» **Goal**:
Copy every line below, replacing "panel-frame" with "chart-frame" and leaving everything else unchanged. Leave out the pictures.

» **Given records**:
►
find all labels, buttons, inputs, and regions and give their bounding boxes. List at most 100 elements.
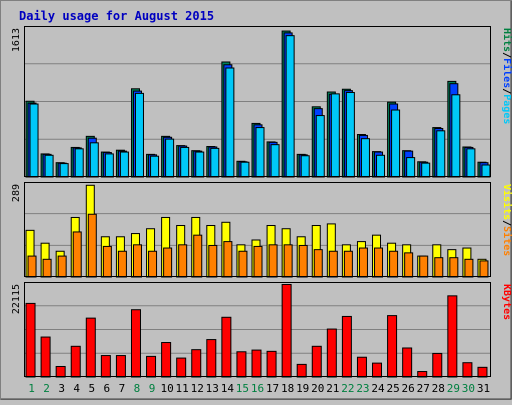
x-tick-label-day-11: 11: [176, 382, 189, 395]
x-tick-label-day-18: 18: [281, 382, 294, 395]
panel-frame: [24, 282, 491, 377]
bar-sites-day-26: [404, 252, 414, 278]
bar-pages-day-19: [300, 155, 310, 178]
panel-pages-files-hits: 1613 Hits/Files/Pages: [11, 26, 512, 178]
bar-kbytes-day-31: [477, 366, 488, 378]
bar-kbytes-day-18: [281, 283, 292, 378]
legend-sites: Sites: [501, 226, 512, 256]
bar-sites-day-10: [163, 247, 173, 278]
legend-kbytes: KBytes: [501, 284, 512, 320]
x-tick-label-day-13: 13: [206, 382, 219, 395]
legend-visits: Visits: [501, 184, 512, 220]
bar-sites-day-29: [449, 257, 459, 278]
bar-pages-day-17: [270, 144, 280, 178]
bar-kbytes-day-2: [40, 336, 51, 378]
panel-max-label: 1613: [11, 28, 22, 52]
bar-kbytes-day-4: [70, 345, 81, 378]
bar-pages-day-9: [150, 155, 160, 178]
x-tick-label-day-25: 25: [386, 382, 399, 395]
legend-hits: Hits: [501, 28, 512, 52]
x-tick-label-day-28: 28: [432, 382, 445, 395]
x-tick-label-day-4: 4: [73, 382, 80, 395]
panel-frame: [24, 182, 491, 277]
x-tick-label-day-19: 19: [296, 382, 309, 395]
x-tick-label-day-12: 12: [191, 382, 204, 395]
x-tick-label-day-20: 20: [311, 382, 324, 395]
x-tick-label-day-9: 9: [149, 382, 156, 395]
bar-pages-day-20: [315, 115, 325, 178]
bar-sites-day-31: [479, 260, 489, 278]
bar-kbytes-day-10: [161, 342, 172, 378]
bar-kbytes-day-3: [55, 365, 66, 378]
bar-sites-day-12: [193, 234, 203, 278]
bar-pages-day-8: [134, 92, 144, 178]
bar-pages-day-4: [74, 148, 84, 178]
bar-kbytes-day-7: [115, 355, 126, 378]
bar-kbytes-day-20: [311, 345, 322, 378]
bar-kbytes-day-24: [372, 362, 383, 378]
bar-sites-day-24: [374, 247, 384, 278]
bar-sites-day-1: [27, 255, 37, 278]
bar-pages-day-27: [421, 162, 431, 178]
bar-kbytes-day-28: [432, 352, 443, 378]
bar-sites-day-3: [57, 255, 67, 278]
bar-sites-day-16: [253, 245, 263, 278]
bar-kbytes-day-13: [206, 339, 217, 378]
bar-pages-day-7: [119, 151, 129, 178]
legend-separator: /: [501, 52, 512, 58]
x-tick-label-day-15: 15: [236, 382, 249, 395]
x-tick-label-day-27: 27: [417, 382, 430, 395]
bar-pages-day-1: [29, 103, 39, 178]
bar-sites-day-19: [298, 244, 308, 278]
x-tick-label-day-24: 24: [371, 382, 385, 395]
bar-pages-day-2: [44, 154, 54, 178]
bar-pages-day-24: [376, 154, 386, 178]
bar-sites-day-14: [223, 241, 233, 278]
bar-sites-day-2: [42, 258, 52, 278]
bar-pages-day-31: [481, 164, 491, 178]
bar-sites-day-21: [328, 250, 338, 278]
bar-kbytes-day-8: [130, 309, 141, 378]
x-tick-label-day-21: 21: [326, 382, 339, 395]
x-tick-label-day-31: 31: [477, 382, 490, 395]
bar-pages-day-21: [330, 93, 340, 178]
bar-pages-day-29: [451, 94, 461, 178]
bar-pages-day-3: [59, 163, 69, 178]
x-tick-label-day-16: 16: [251, 382, 264, 395]
legend-separator: /: [501, 220, 512, 226]
bar-kbytes-day-25: [387, 315, 398, 378]
bar-kbytes-day-11: [176, 357, 187, 378]
bar-sites-day-23: [358, 247, 368, 278]
bar-sites-day-27: [419, 255, 429, 278]
bar-kbytes-day-9: [146, 355, 157, 378]
bar-kbytes-day-29: [447, 295, 458, 378]
bar-pages-day-15: [240, 161, 250, 178]
bar-kbytes-day-6: [100, 355, 111, 378]
bar-pages-day-23: [360, 138, 370, 178]
bar-sites-day-4: [72, 231, 82, 278]
bar-kbytes-day-19: [296, 363, 307, 378]
x-tick-label-day-17: 17: [266, 382, 279, 395]
bar-kbytes-day-12: [191, 349, 202, 378]
bar-sites-day-6: [102, 245, 112, 278]
bar-sites-day-17: [268, 244, 278, 278]
x-tick-label-day-6: 6: [104, 382, 111, 395]
x-tick-label-day-7: 7: [119, 382, 126, 395]
bar-sites-day-18: [283, 244, 293, 278]
panel-frame: [24, 26, 491, 177]
bar-pages-day-22: [345, 91, 355, 178]
bar-sites-day-9: [148, 250, 158, 278]
panel-side-labels: Visits/Sites: [501, 184, 512, 256]
x-tick-label-day-30: 30: [462, 382, 475, 395]
bar-kbytes-day-30: [462, 362, 473, 378]
x-tick-label-day-10: 10: [160, 382, 173, 395]
bar-kbytes-day-15: [236, 351, 247, 378]
x-tick-label-day-3: 3: [58, 382, 65, 395]
bar-pages-day-16: [255, 127, 265, 178]
bar-kbytes-day-26: [402, 347, 413, 378]
bar-sites-day-15: [238, 250, 248, 278]
legend-separator: /: [501, 88, 512, 94]
bar-pages-day-5: [89, 142, 99, 178]
x-tick-label-day-26: 26: [402, 382, 415, 395]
◄
» **Answer to the problem**:
find all labels, buttons, inputs, and regions and give their bounding boxes. List at most 100 elements.
x-tick-label-day-11: 11: [176, 382, 189, 395]
x-tick-label-day-18: 18: [281, 382, 294, 395]
chart-frame: [24, 282, 491, 377]
bar-sites-day-26: [404, 252, 414, 278]
bar-pages-day-19: [300, 155, 310, 178]
panel-pages-files-hits: 1613 Hits/Files/Pages: [11, 26, 512, 178]
bar-kbytes-day-31: [477, 366, 488, 378]
bar-kbytes-day-18: [281, 283, 292, 378]
legend-sites: Sites: [501, 226, 512, 256]
bar-sites-day-10: [163, 247, 173, 278]
legend-kbytes: KBytes: [501, 284, 512, 320]
x-tick-label-day-13: 13: [206, 382, 219, 395]
legend-visits: Visits: [501, 184, 512, 220]
bar-sites-day-29: [449, 257, 459, 278]
bar-pages-day-17: [270, 144, 280, 178]
bar-kbytes-day-2: [40, 336, 51, 378]
panel-max-label: 1613: [11, 28, 22, 52]
bar-kbytes-day-4: [70, 345, 81, 378]
bar-pages-day-9: [150, 155, 160, 178]
x-tick-label-day-25: 25: [386, 382, 399, 395]
legend-hits: Hits: [501, 28, 512, 52]
x-tick-label-day-28: 28: [432, 382, 445, 395]
x-tick-label-day-4: 4: [73, 382, 80, 395]
chart-frame: [24, 182, 491, 277]
x-tick-label-day-19: 19: [296, 382, 309, 395]
x-tick-label-day-12: 12: [191, 382, 204, 395]
x-tick-label-day-20: 20: [311, 382, 324, 395]
x-tick-label-day-9: 9: [149, 382, 156, 395]
bar-pages-day-20: [315, 115, 325, 178]
bar-sites-day-31: [479, 260, 489, 278]
bar-kbytes-day-10: [161, 342, 172, 378]
bar-kbytes-day-3: [55, 365, 66, 378]
bar-sites-day-12: [193, 234, 203, 278]
bar-pages-day-8: [134, 92, 144, 178]
bar-pages-day-4: [74, 148, 84, 178]
bar-kbytes-day-7: [115, 355, 126, 378]
bar-kbytes-day-20: [311, 345, 322, 378]
bar-kbytes-day-24: [372, 362, 383, 378]
bar-sites-day-24: [374, 247, 384, 278]
bar-sites-day-1: [27, 255, 37, 278]
bar-pages-day-27: [421, 162, 431, 178]
bar-kbytes-day-28: [432, 352, 443, 378]
bar-sites-day-3: [57, 255, 67, 278]
bar-sites-day-16: [253, 245, 263, 278]
bar-kbytes-day-13: [206, 339, 217, 378]
bar-pages-day-7: [119, 151, 129, 178]
legend-separator: /: [501, 52, 512, 58]
x-tick-label-day-15: 15: [236, 382, 249, 395]
x-tick-label-day-27: 27: [417, 382, 430, 395]
bar-pages-day-1: [29, 103, 39, 178]
bar-sites-day-19: [298, 244, 308, 278]
x-tick-label-day-24: 24: [371, 382, 385, 395]
bar-pages-day-2: [44, 154, 54, 178]
bar-pages-day-24: [376, 154, 386, 178]
bar-sites-day-14: [223, 241, 233, 278]
bar-sites-day-2: [42, 258, 52, 278]
bar-pages-day-31: [481, 164, 491, 178]
bar-sites-day-21: [328, 250, 338, 278]
bar-kbytes-day-8: [130, 309, 141, 378]
x-tick-label-day-21: 21: [326, 382, 339, 395]
x-tick-label-day-31: 31: [477, 382, 490, 395]
bar-pages-day-21: [330, 93, 340, 178]
bar-pages-day-29: [451, 94, 461, 178]
bar-pages-day-3: [59, 163, 69, 178]
x-tick-label-day-16: 16: [251, 382, 264, 395]
legend-separator: /: [501, 220, 512, 226]
bar-kbytes-day-25: [387, 315, 398, 378]
bar-kbytes-day-11: [176, 357, 187, 378]
bar-sites-day-23: [358, 247, 368, 278]
bar-sites-day-27: [419, 255, 429, 278]
bar-kbytes-day-9: [146, 355, 157, 378]
bar-kbytes-day-29: [447, 295, 458, 378]
bar-pages-day-15: [240, 161, 250, 178]
bar-kbytes-day-6: [100, 355, 111, 378]
bar-pages-day-23: [360, 138, 370, 178]
bar-sites-day-4: [72, 231, 82, 278]
bar-kbytes-day-19: [296, 363, 307, 378]
x-tick-label-day-17: 17: [266, 382, 279, 395]
bar-kbytes-day-12: [191, 349, 202, 378]
bar-sites-day-6: [102, 245, 112, 278]
bar-sites-day-17: [268, 244, 278, 278]
x-tick-label-day-6: 6: [104, 382, 111, 395]
x-tick-label-day-7: 7: [119, 382, 126, 395]
bar-sites-day-18: [283, 244, 293, 278]
chart-frame: [24, 26, 491, 177]
bar-pages-day-22: [345, 91, 355, 178]
bar-sites-day-9: [148, 250, 158, 278]
panel-side-labels: Visits/Sites: [501, 184, 512, 256]
x-tick-label-day-30: 30: [462, 382, 475, 395]
bar-kbytes-day-30: [462, 362, 473, 378]
x-tick-label-day-10: 10: [160, 382, 173, 395]
bar-kbytes-day-15: [236, 351, 247, 378]
x-tick-label-day-3: 3: [58, 382, 65, 395]
bar-pages-day-16: [255, 127, 265, 178]
bar-kbytes-day-26: [402, 347, 413, 378]
bar-sites-day-15: [238, 250, 248, 278]
legend-separator: /: [501, 88, 512, 94]
bar-pages-day-5: [89, 142, 99, 178]
x-tick-label-day-26: 26: [402, 382, 415, 395]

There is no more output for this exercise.